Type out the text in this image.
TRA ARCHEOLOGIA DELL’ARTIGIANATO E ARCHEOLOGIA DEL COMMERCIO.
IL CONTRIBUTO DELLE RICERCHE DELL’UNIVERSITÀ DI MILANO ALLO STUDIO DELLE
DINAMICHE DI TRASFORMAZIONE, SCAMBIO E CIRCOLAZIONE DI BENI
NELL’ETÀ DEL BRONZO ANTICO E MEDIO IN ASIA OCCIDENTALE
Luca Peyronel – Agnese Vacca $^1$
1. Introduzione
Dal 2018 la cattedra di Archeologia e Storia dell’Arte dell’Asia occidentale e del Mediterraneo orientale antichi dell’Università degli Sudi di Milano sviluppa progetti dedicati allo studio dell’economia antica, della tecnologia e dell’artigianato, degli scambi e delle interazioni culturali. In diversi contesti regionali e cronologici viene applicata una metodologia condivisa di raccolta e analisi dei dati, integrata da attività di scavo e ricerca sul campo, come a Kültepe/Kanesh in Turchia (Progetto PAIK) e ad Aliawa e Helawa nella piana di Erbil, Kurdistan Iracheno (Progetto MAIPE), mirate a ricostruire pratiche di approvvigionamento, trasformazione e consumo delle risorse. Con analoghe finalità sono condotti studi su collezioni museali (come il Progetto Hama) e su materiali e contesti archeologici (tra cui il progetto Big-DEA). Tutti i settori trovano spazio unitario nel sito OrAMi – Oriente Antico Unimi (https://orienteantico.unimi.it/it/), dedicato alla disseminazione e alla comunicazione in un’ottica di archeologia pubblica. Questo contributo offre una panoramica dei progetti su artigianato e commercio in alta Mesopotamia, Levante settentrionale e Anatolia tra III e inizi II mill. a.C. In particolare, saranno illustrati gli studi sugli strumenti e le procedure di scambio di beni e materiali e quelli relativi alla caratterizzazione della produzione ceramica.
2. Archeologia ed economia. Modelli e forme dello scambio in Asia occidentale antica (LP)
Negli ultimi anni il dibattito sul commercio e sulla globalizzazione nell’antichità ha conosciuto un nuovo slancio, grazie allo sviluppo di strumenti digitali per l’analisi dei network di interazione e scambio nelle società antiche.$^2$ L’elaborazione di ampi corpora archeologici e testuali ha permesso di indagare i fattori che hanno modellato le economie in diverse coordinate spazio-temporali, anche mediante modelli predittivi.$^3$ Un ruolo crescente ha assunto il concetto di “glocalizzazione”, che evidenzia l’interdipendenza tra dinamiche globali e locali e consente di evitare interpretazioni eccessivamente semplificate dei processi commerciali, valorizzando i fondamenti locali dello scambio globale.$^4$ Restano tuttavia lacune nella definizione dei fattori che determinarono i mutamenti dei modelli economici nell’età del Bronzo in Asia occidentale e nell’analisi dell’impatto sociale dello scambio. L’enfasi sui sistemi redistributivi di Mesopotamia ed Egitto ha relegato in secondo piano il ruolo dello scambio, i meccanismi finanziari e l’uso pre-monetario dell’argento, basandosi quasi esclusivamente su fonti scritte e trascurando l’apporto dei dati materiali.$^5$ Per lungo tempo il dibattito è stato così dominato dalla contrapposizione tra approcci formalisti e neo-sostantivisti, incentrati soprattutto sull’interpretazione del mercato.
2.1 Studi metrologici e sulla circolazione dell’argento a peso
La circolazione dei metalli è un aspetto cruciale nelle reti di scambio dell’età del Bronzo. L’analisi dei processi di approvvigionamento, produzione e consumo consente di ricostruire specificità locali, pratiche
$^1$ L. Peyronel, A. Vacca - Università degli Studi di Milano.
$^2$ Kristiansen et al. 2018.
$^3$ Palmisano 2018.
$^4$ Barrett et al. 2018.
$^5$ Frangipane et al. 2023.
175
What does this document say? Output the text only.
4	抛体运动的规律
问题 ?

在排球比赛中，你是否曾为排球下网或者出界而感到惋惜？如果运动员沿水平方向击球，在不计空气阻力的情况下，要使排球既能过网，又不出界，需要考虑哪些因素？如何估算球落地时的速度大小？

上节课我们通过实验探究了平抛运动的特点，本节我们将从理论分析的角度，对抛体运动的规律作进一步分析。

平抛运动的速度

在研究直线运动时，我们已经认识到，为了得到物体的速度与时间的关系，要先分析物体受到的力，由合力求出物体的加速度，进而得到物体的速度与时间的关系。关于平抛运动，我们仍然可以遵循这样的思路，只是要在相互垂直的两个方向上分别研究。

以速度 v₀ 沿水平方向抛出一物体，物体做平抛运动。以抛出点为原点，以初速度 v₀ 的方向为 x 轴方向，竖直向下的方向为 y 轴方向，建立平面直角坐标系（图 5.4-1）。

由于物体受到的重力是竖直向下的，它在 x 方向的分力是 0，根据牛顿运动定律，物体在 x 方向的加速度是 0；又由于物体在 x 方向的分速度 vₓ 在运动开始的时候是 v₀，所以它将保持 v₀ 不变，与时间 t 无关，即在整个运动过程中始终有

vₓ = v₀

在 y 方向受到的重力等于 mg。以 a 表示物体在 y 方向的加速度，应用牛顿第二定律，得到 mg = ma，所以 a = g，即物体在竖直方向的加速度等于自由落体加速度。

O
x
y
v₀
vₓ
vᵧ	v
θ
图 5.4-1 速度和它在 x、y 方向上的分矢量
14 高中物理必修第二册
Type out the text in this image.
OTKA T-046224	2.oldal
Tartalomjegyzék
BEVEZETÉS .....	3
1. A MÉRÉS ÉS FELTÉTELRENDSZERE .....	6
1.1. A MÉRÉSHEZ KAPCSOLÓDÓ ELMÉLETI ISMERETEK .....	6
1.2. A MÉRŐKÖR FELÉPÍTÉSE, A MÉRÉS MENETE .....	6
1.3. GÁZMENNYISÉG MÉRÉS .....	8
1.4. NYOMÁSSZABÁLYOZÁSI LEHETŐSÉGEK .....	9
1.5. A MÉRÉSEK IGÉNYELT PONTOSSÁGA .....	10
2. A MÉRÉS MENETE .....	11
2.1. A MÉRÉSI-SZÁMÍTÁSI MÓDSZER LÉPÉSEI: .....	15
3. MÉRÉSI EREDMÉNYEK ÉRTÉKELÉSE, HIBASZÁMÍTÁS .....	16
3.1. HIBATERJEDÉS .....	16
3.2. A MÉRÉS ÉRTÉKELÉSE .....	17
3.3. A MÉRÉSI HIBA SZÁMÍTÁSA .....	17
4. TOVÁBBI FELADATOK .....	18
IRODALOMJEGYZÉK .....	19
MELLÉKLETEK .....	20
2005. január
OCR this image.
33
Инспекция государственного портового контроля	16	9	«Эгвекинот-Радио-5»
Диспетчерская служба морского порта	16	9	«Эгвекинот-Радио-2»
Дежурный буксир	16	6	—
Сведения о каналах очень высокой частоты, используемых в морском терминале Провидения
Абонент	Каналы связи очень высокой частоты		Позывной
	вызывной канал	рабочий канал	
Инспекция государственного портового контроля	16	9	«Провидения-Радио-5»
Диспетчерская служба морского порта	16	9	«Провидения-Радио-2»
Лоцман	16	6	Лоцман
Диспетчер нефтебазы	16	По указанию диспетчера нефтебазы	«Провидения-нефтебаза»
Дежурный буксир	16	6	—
################
* Objective *
Your task is to pick out every line with the string "Инспекция" and copy it.

* Result of the exercise *
Инспекция государственного портового контроля	16	9	«Эгвекинот-Радио-5»
Инспекция государственного портового контроля	16	9	«Провидения-Радио-5»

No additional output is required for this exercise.